Stated task:
Each line from the one containing "OCR this image." through the end of the listing below must be copied exactly; pictures are excluded.

(Collected data entries)
■ ■ ■

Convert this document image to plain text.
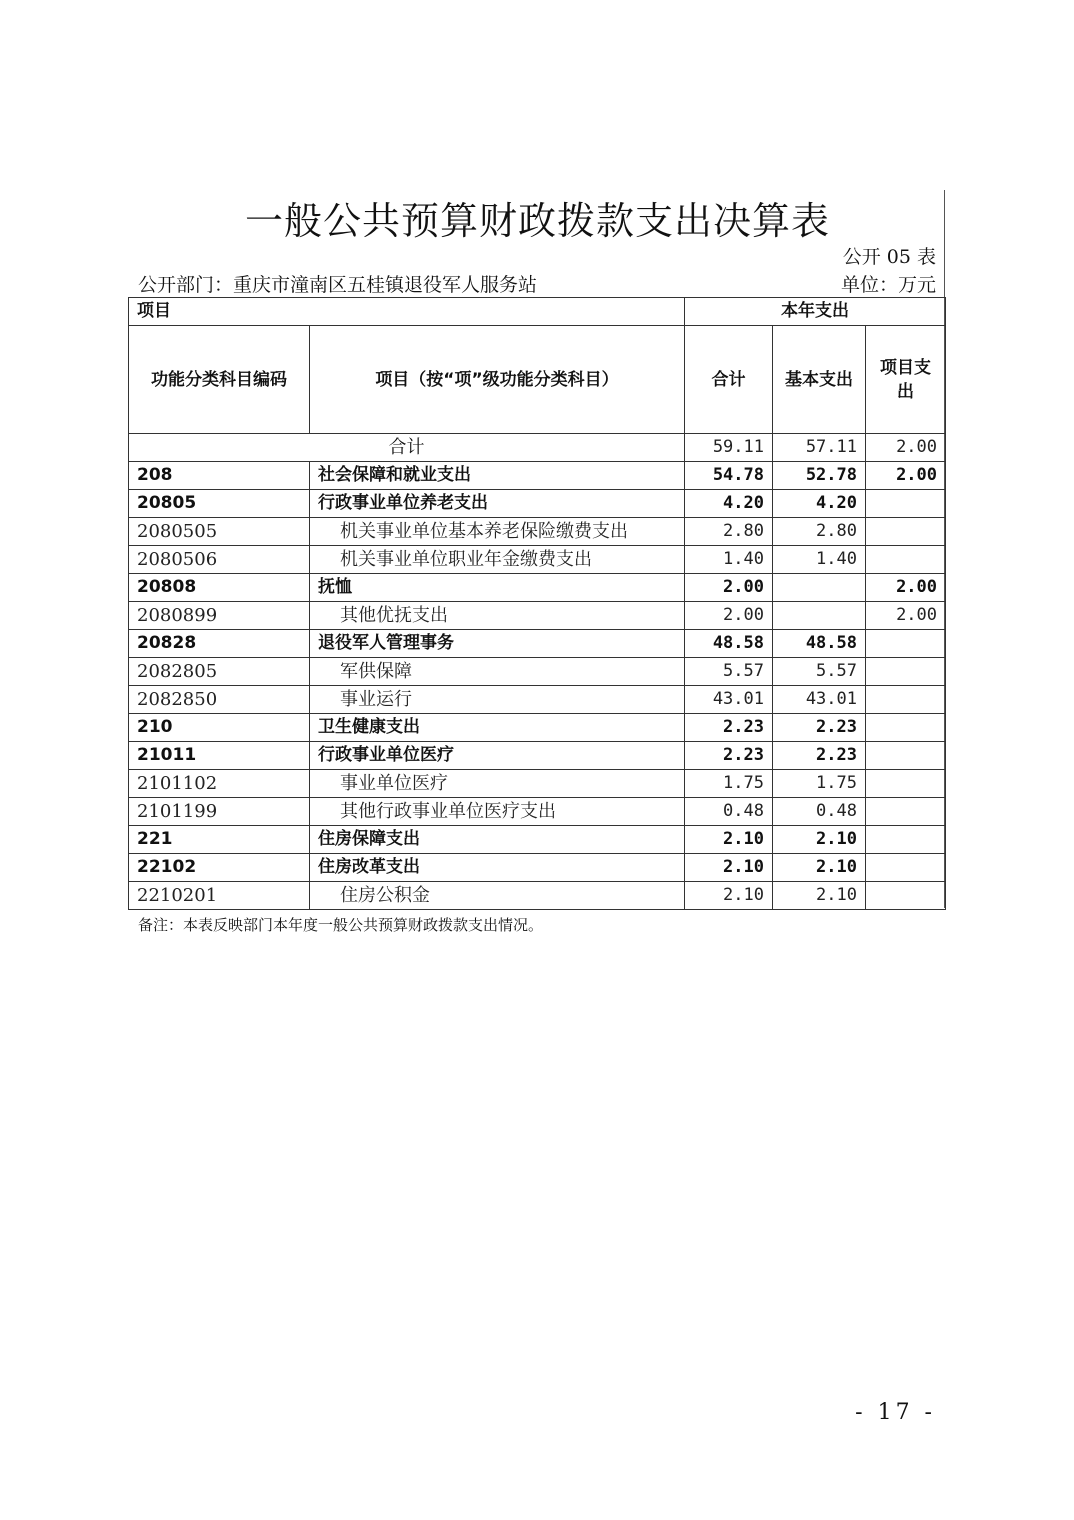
一般公共预算财政拨款支出决算表
公开 05 表
公开部门：重庆市潼南区五桂镇退役军人服务站	单位：万元
项目		本年支出		
功能分类科目编码	项目（按“项”级功能分类科目）	合计	基本支出	项目支出
合计		59.11	57.11	2.00
208	社会保障和就业支出	54.78	52.78	2.00
20805	行政事业单位养老支出	4.20	4.20	
2080505	机关事业单位基本养老保险缴费支出	2.80	2.80	
2080506	机关事业单位职业年金缴费支出	1.40	1.40	
20808	抚恤	2.00		2.00
2080899	其他优抚支出	2.00		2.00
20828	退役军人管理事务	48.58	48.58	
2082805	军供保障	5.57	5.57	
2082850	事业运行	43.01	43.01	
210	卫生健康支出	2.23	2.23	
21011	行政事业单位医疗	2.23	2.23	
2101102	事业单位医疗	1.75	1.75	
2101199	其他行政事业单位医疗支出	0.48	0.48	
221	住房保障支出	2.10	2.10	
22102	住房改革支出	2.10	2.10	
2210201	住房公积金	2.10	2.10	
备注：本表反映部门本年度一般公共预算财政拨款支出情况。
- 17 -
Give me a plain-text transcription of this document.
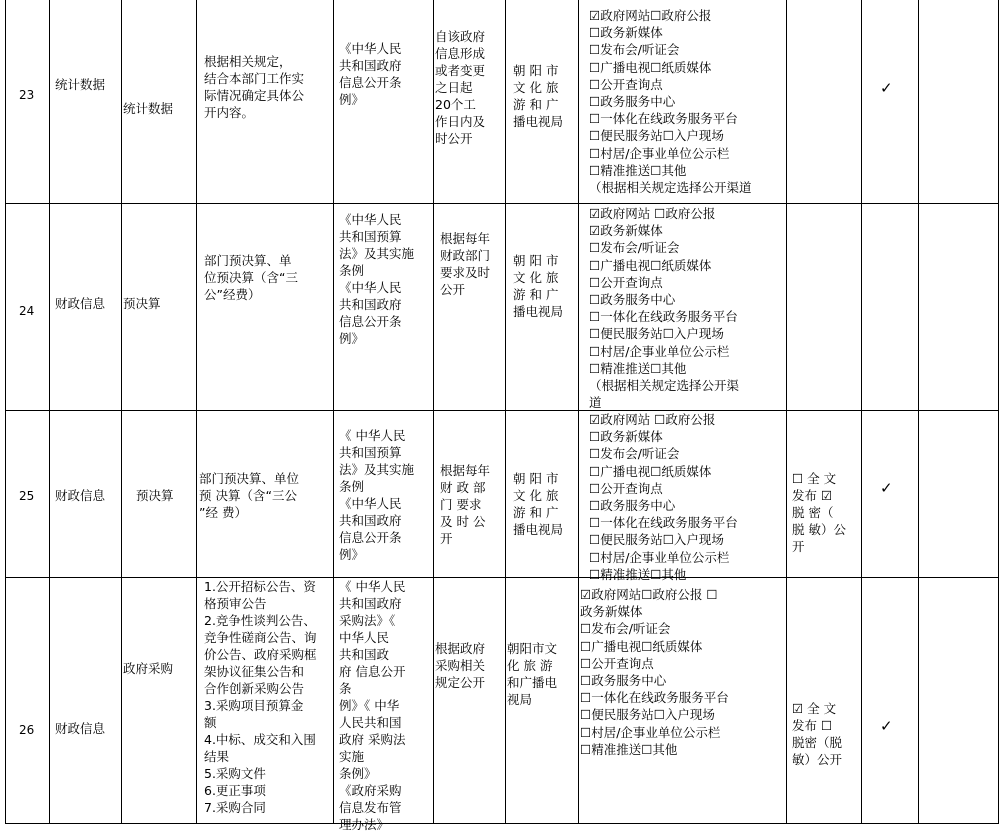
23
统计数据
统计数据
根据相关规定，
结合本部门工作实
际情况确定具体公
开内容。
《中华人民
共和国政府
信息公开条
例》
自该政府
信息形成
或者变更
之日起
20个工
作日内及
时公开
朝 阳 市
文 化 旅
游 和 广
播电视局
☑政府网站☐政府公报
☐政务新媒体
☐发布会/听证会
☐广播电视☐纸质媒体
☐公开查询点
☐政务服务中心
☐一体化在线政务服务平台
☐便民服务站☐入户现场
☐村居/企事业单位公示栏
☐精准推送☐其他
（根据相关规定选择公开渠道
✓
24 财政信息 预决算
部门预决算、单
位预决算（含“三
公”经费）
《中华人民
共和国预算
法》及其实施
条例
《中华人民
共和国政府
信息公开条
例》
根据每年
财政部门
要求及时
公开
朝 阳 市
文 化 旅
游 和 广
播电视局
☑政府网站 ☐政府公报
☑政务新媒体
☐发布会/听证会
☐广播电视☐纸质媒体
☐公开查询点
☐政务服务中心
☐一体化在线政务服务平台
☐便民服务站☐入户现场
☐村居/企事业单位公示栏
☐精准推送☐其他
（根据相关规定选择公开渠
道
25 财政信息 预决算
部门预决算、单位
预 决算（含“三公
”经 费）
《 中华人民
共和国预算
法》及其实施
条例
《中华人民
共和国政府
信息公开条
例》
根据每年
财 政 部
门 要求
及 时 公
开
朝 阳 市
文 化 旅
游 和 广
播电视局
☑政府网站 ☐政府公报
☐政务新媒体
☐发布会/听证会
☐广播电视☐纸质媒体
☐公开查询点
☐政务服务中心
☐一体化在线政务服务平台
☐便民服务站☐入户现场
☐村居/企事业单位公示栏
☐精准推送☐其他
☐ 全 文
发布 ☑
脱 密（
脱 敏）公
开
✓
26 财政信息
政府采购
1.公开招标公告、资
格预审公告
2.竞争性谈判公告、
竞争性磋商公告、询
价公告、政府采购框
架协议征集公告和
合作创新采购公告
3.采购项目预算金
额
4.中标、成交和入围
结果
5.采购文件
6.更正事项
7.采购合同
《 中华人民
共和国政府
采购法》《
中华人民
共和国政
府 信息公开
条
例》《 中华
人民共和国
政府 采购法
实施
条例》
《政府采购
信息发布管
理办法》
根据政府
采购相关
规定公开
朝阳市文
化 旅 游
和广播电
视局
☑政府网站☐政府公报 ☐
政务新媒体
☐发布会/听证会
☐广播电视☐纸质媒体
☐公开查询点
☐政务服务中心
☐一体化在线政务服务平台
☐便民服务站☐入户现场
☐村居/企事业单位公示栏
☐精准推送☐其他
☑ 全 文
发布 ☐
脱密（脱
敏）公开
✓
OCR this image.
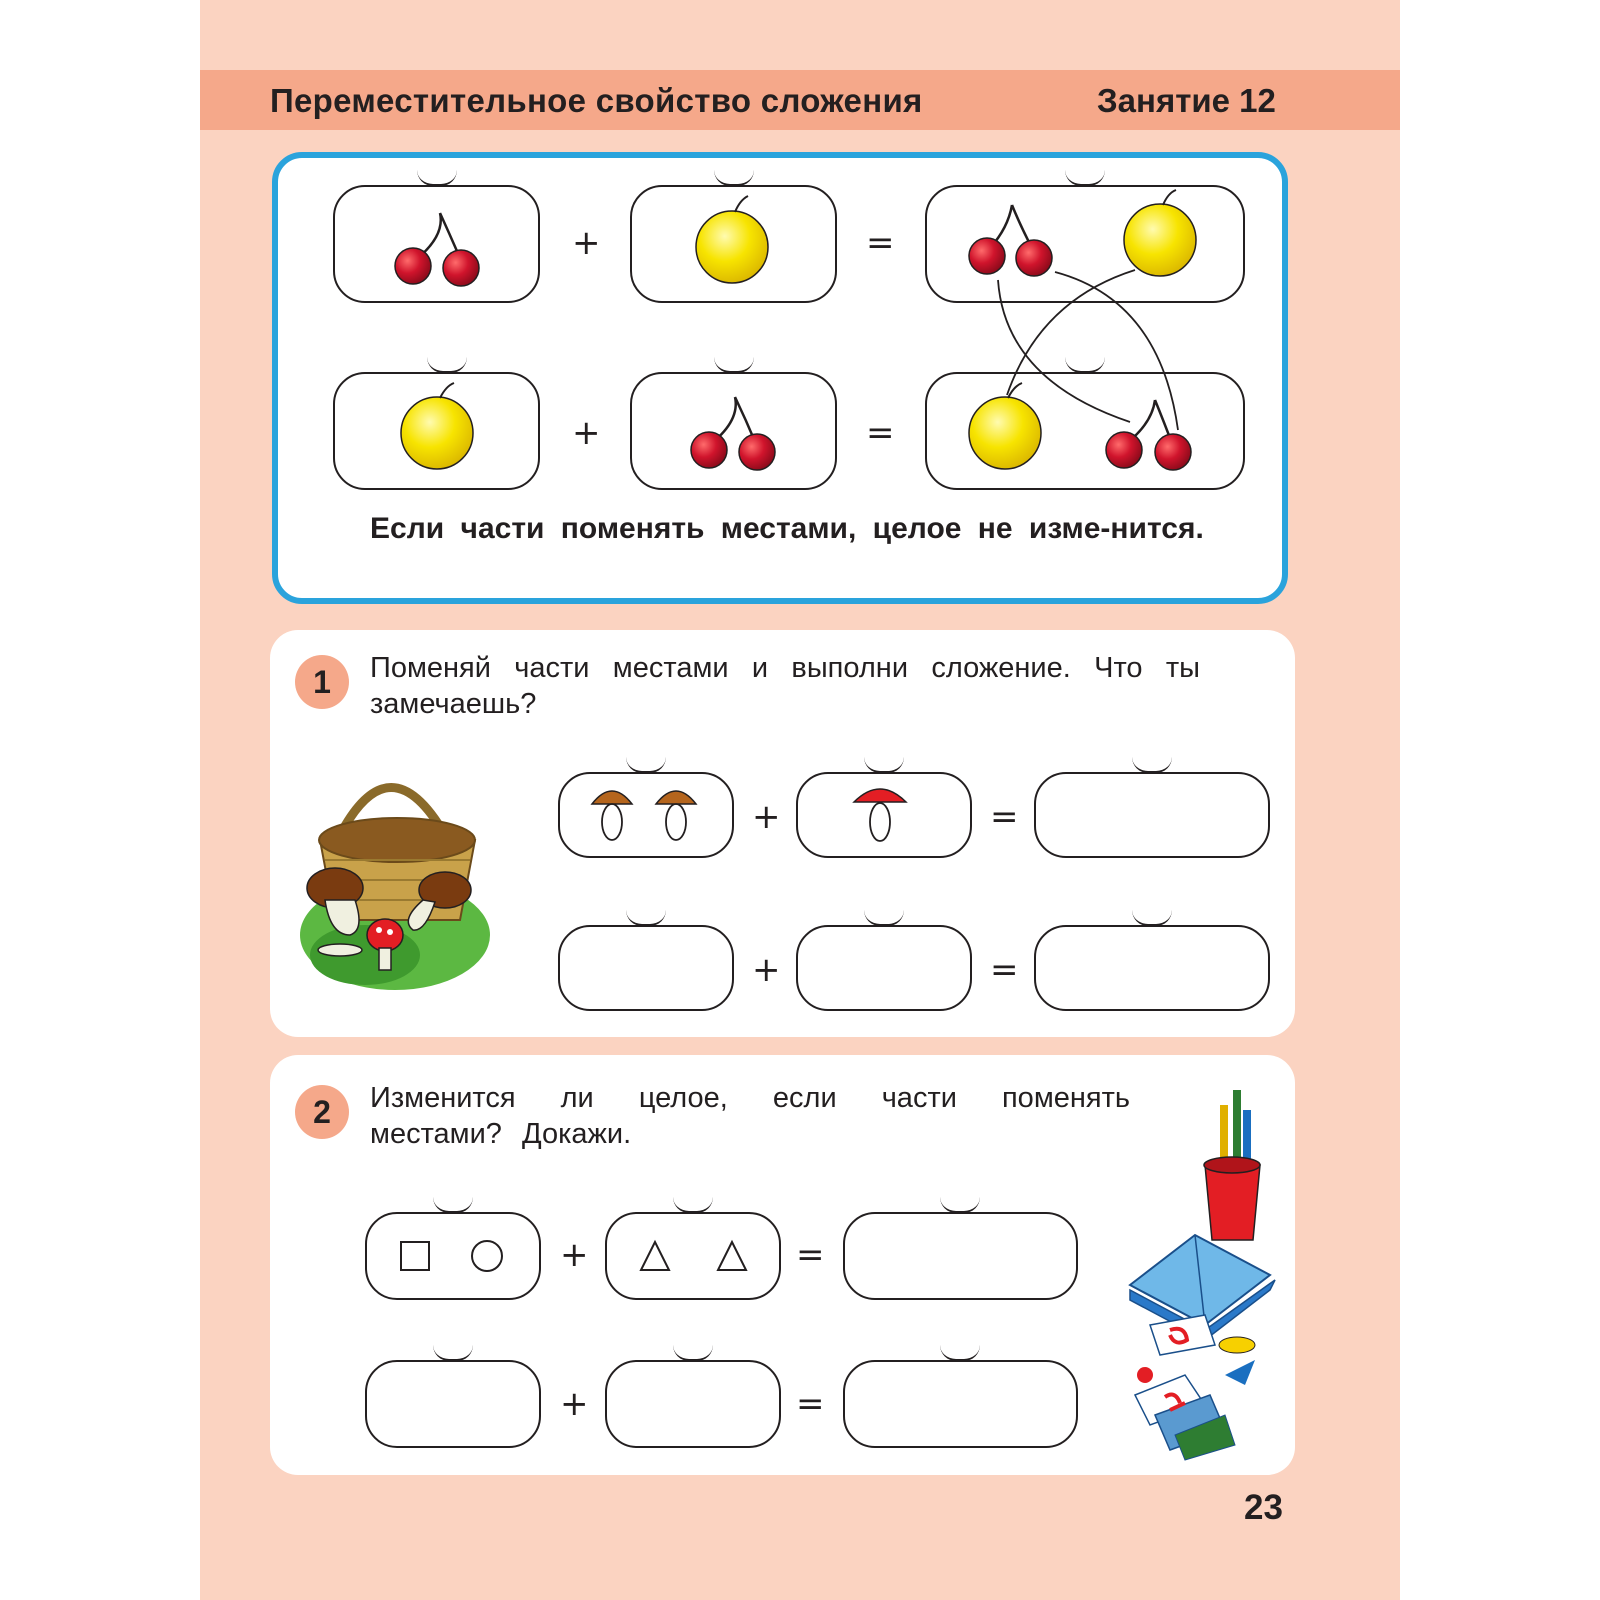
Переместительное свойство сложения	Занятие 12
+	=
+	=
Если части поменять местами, целое не изме-нится.
1	Поменяй части местами и выполни сложение. Что ты замечаешь?
+	=
+	=
2	Изменится ли целое, если части поменять местами? Докажи.
+	=
+	=
23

■ ■ ■

Finished answer:
OCR this image.
Переместительное свойство сложения	Занятие 12
+	=
+	=
Если части поменять местами, целое не изме-нится.
1	Поменяй части местами и выполни сложение. Что ты замечаешь?
+	=
+	=
2	Изменится ли целое, если части поменять местами? Докажи.
+	=
+	=
23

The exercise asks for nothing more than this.